··· Information given
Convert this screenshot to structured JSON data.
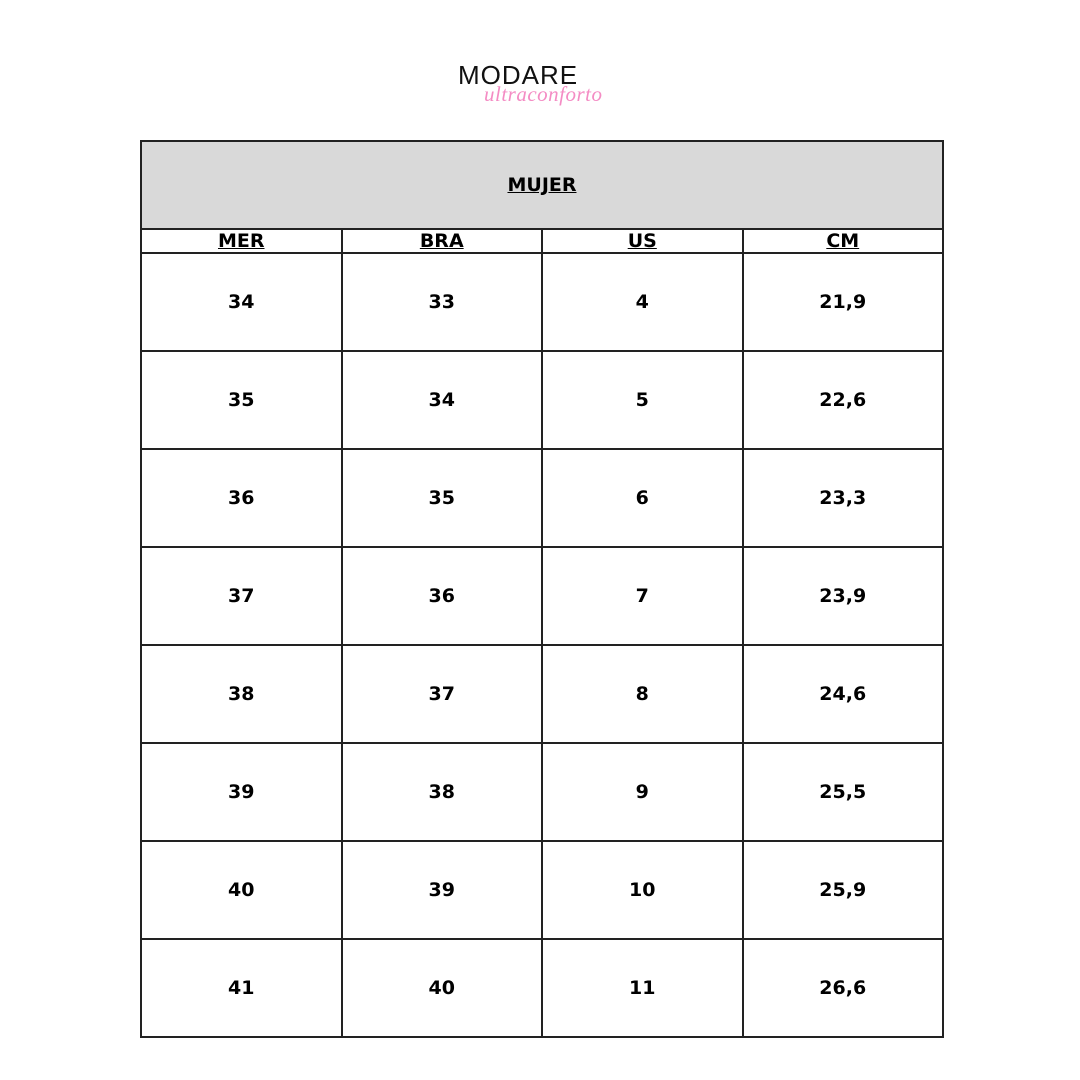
{
  "logo": {
    "brand": "MODARE",
    "tagline": "ultraconforto",
    "tagline_color": "#f48cc4"
  },
  "table": {
    "title": "MUJER",
    "header_bg": "#d9d9d9",
    "columns": [
      "MER",
      "BRA",
      "US",
      "CM"
    ],
    "rows": [
      [
        "34",
        "33",
        "4",
        "21,9"
      ],
      [
        "35",
        "34",
        "5",
        "22,6"
      ],
      [
        "36",
        "35",
        "6",
        "23,3"
      ],
      [
        "37",
        "36",
        "7",
        "23,9"
      ],
      [
        "38",
        "37",
        "8",
        "24,6"
      ],
      [
        "39",
        "38",
        "9",
        "25,5"
      ],
      [
        "40",
        "39",
        "10",
        "25,9"
      ],
      [
        "41",
        "40",
        "11",
        "26,6"
      ]
    ]
  }
}
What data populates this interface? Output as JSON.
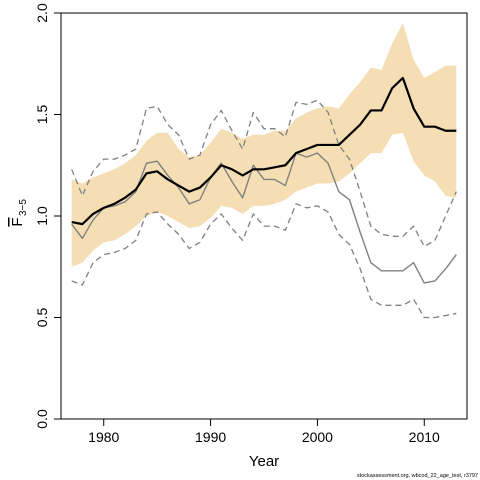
{
  "chart_data": {
    "type": "line",
    "xlabel": "Year",
    "ylabel_main": "F",
    "ylabel_sub": "3−5",
    "footnote": "stockassessment.org, wbcod_22_age_test, r3797",
    "xlim": [
      1976,
      2014
    ],
    "ylim": [
      0.0,
      2.0
    ],
    "x_ticks": [
      1980,
      1990,
      2000,
      2010
    ],
    "y_ticks": [
      0.0,
      0.5,
      1.0,
      1.5,
      2.0
    ],
    "y_tick_labels": [
      "0.0",
      "0.5",
      "1.0",
      "1.5",
      "2.0"
    ],
    "years": [
      1977,
      1978,
      1979,
      1980,
      1981,
      1982,
      1983,
      1984,
      1985,
      1986,
      1987,
      1988,
      1989,
      1990,
      1991,
      1992,
      1993,
      1994,
      1995,
      1996,
      1997,
      1998,
      1999,
      2000,
      2001,
      2002,
      2003,
      2004,
      2005,
      2006,
      2007,
      2008,
      2009,
      2010,
      2011,
      2012,
      2013
    ],
    "series": [
      {
        "role": "estimate",
        "color": "#000000",
        "values": [
          0.97,
          0.96,
          1.01,
          1.04,
          1.06,
          1.09,
          1.13,
          1.21,
          1.22,
          1.18,
          1.15,
          1.12,
          1.14,
          1.19,
          1.25,
          1.23,
          1.2,
          1.23,
          1.23,
          1.24,
          1.25,
          1.31,
          1.33,
          1.35,
          1.35,
          1.35,
          1.4,
          1.45,
          1.52,
          1.52,
          1.63,
          1.68,
          1.53,
          1.44,
          1.44,
          1.42,
          1.42
        ]
      },
      {
        "role": "confidence_upper",
        "color": "#f5deb3",
        "values": [
          1.18,
          1.16,
          1.19,
          1.21,
          1.23,
          1.26,
          1.3,
          1.37,
          1.41,
          1.41,
          1.33,
          1.29,
          1.3,
          1.36,
          1.43,
          1.41,
          1.38,
          1.4,
          1.4,
          1.42,
          1.42,
          1.48,
          1.51,
          1.53,
          1.54,
          1.53,
          1.6,
          1.66,
          1.73,
          1.72,
          1.85,
          1.95,
          1.77,
          1.68,
          1.71,
          1.74,
          1.74
        ]
      },
      {
        "role": "confidence_lower",
        "color": "#f5deb3",
        "values": [
          0.75,
          0.77,
          0.83,
          0.87,
          0.88,
          0.91,
          0.95,
          1.0,
          1.02,
          1.0,
          0.97,
          0.94,
          0.95,
          0.99,
          1.05,
          1.04,
          1.01,
          1.05,
          1.05,
          1.06,
          1.08,
          1.12,
          1.14,
          1.16,
          1.16,
          1.17,
          1.21,
          1.26,
          1.31,
          1.31,
          1.4,
          1.41,
          1.27,
          1.2,
          1.17,
          1.1,
          1.09
        ]
      },
      {
        "role": "retro_estimate",
        "color": "#808080",
        "values": [
          0.96,
          0.89,
          0.98,
          1.04,
          1.05,
          1.07,
          1.12,
          1.26,
          1.27,
          1.2,
          1.14,
          1.06,
          1.08,
          1.19,
          1.26,
          1.17,
          1.09,
          1.25,
          1.18,
          1.18,
          1.15,
          1.31,
          1.29,
          1.31,
          1.26,
          1.12,
          1.08,
          0.92,
          0.77,
          0.73,
          0.73,
          0.73,
          0.77,
          0.67,
          0.68,
          0.74,
          0.81
        ]
      },
      {
        "role": "retro_upper",
        "color": "#808080",
        "values": [
          1.23,
          1.1,
          1.22,
          1.28,
          1.28,
          1.3,
          1.33,
          1.53,
          1.54,
          1.45,
          1.4,
          1.28,
          1.3,
          1.45,
          1.52,
          1.42,
          1.33,
          1.51,
          1.43,
          1.43,
          1.39,
          1.56,
          1.55,
          1.57,
          1.51,
          1.35,
          1.28,
          1.12,
          0.95,
          0.91,
          0.9,
          0.9,
          0.95,
          0.85,
          0.88,
          1.0,
          1.12
        ]
      },
      {
        "role": "retro_lower",
        "color": "#808080",
        "values": [
          0.68,
          0.66,
          0.77,
          0.81,
          0.82,
          0.84,
          0.88,
          1.01,
          1.02,
          0.96,
          0.91,
          0.84,
          0.87,
          0.96,
          1.01,
          0.94,
          0.88,
          1.01,
          0.95,
          0.95,
          0.93,
          1.06,
          1.04,
          1.05,
          1.02,
          0.91,
          0.86,
          0.74,
          0.59,
          0.56,
          0.56,
          0.56,
          0.59,
          0.5,
          0.5,
          0.51,
          0.52
        ]
      }
    ]
  }
}
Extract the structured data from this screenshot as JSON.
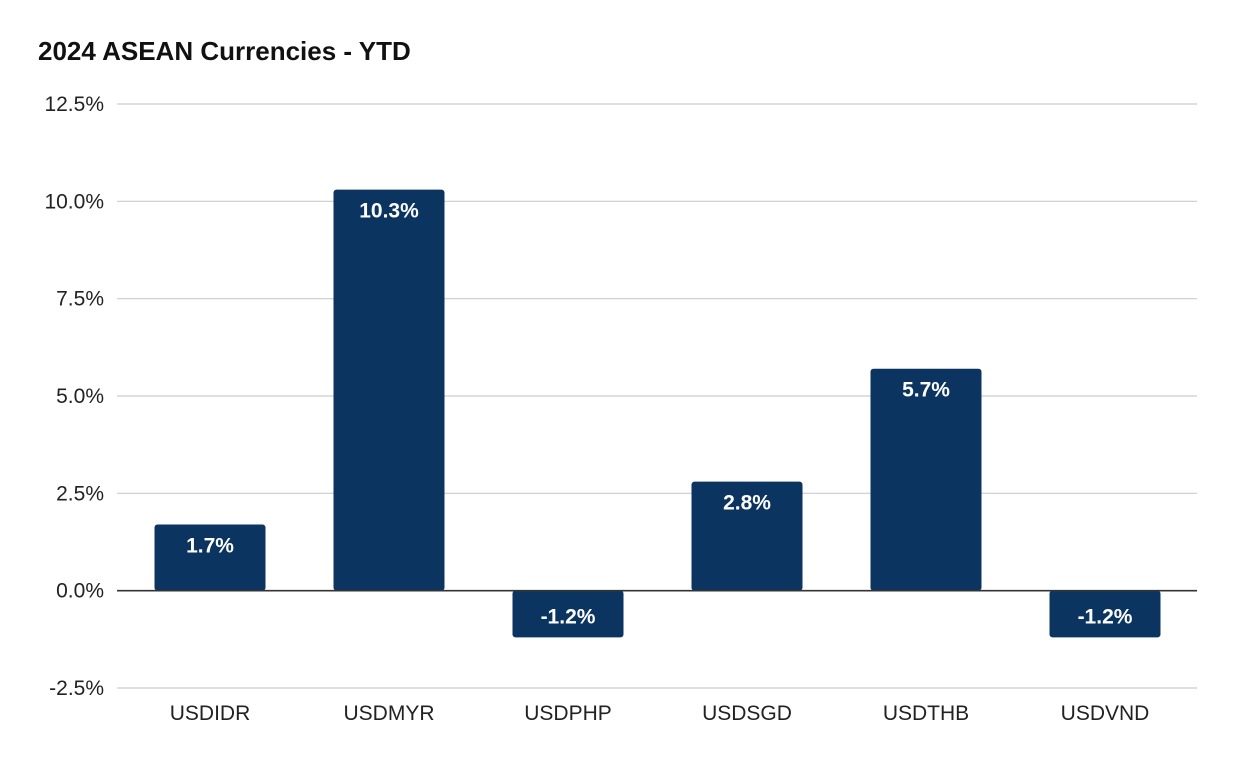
{
  "chart_data": {
    "type": "bar",
    "title": "2024 ASEAN Currencies - YTD",
    "xlabel": "",
    "ylabel": "",
    "categories": [
      "USDIDR",
      "USDMYR",
      "USDPHP",
      "USDSGD",
      "USDTHB",
      "USDVND"
    ],
    "values": [
      1.7,
      10.3,
      -1.2,
      2.8,
      5.7,
      -1.2
    ],
    "data_labels": [
      "1.7%",
      "10.3%",
      "-1.2%",
      "2.8%",
      "5.7%",
      "-1.2%"
    ],
    "ylim": [
      -2.5,
      12.5
    ],
    "yticks": [
      12.5,
      10.0,
      7.5,
      5.0,
      2.5,
      0.0,
      -2.5
    ],
    "ytick_labels": [
      "12.5%",
      "10.0%",
      "7.5%",
      "5.0%",
      "2.5%",
      "0.0%",
      "-2.5%"
    ],
    "grid": true,
    "legend": "none",
    "colors": {
      "bar": "#0b3460",
      "grid": "#cccccc",
      "zero_line": "#333333"
    }
  }
}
······
Copy, without the pictures, exactly the lines from the line with "Extract the structured" through the end of the material above, both ends included.

Result for this task:
Extract the structured data from this screenshot as JSON.
{
  "chart_data": {
    "type": "bar",
    "title": "2024 ASEAN Currencies - YTD",
    "xlabel": "",
    "ylabel": "",
    "categories": [
      "USDIDR",
      "USDMYR",
      "USDPHP",
      "USDSGD",
      "USDTHB",
      "USDVND"
    ],
    "values": [
      1.7,
      10.3,
      -1.2,
      2.8,
      5.7,
      -1.2
    ],
    "data_labels": [
      "1.7%",
      "10.3%",
      "-1.2%",
      "2.8%",
      "5.7%",
      "-1.2%"
    ],
    "ylim": [
      -2.5,
      12.5
    ],
    "yticks": [
      12.5,
      10.0,
      7.5,
      5.0,
      2.5,
      0.0,
      -2.5
    ],
    "ytick_labels": [
      "12.5%",
      "10.0%",
      "7.5%",
      "5.0%",
      "2.5%",
      "0.0%",
      "-2.5%"
    ],
    "grid": true,
    "legend": "none",
    "colors": {
      "bar": "#0b3460",
      "grid": "#cccccc",
      "zero_line": "#333333"
    }
  }
}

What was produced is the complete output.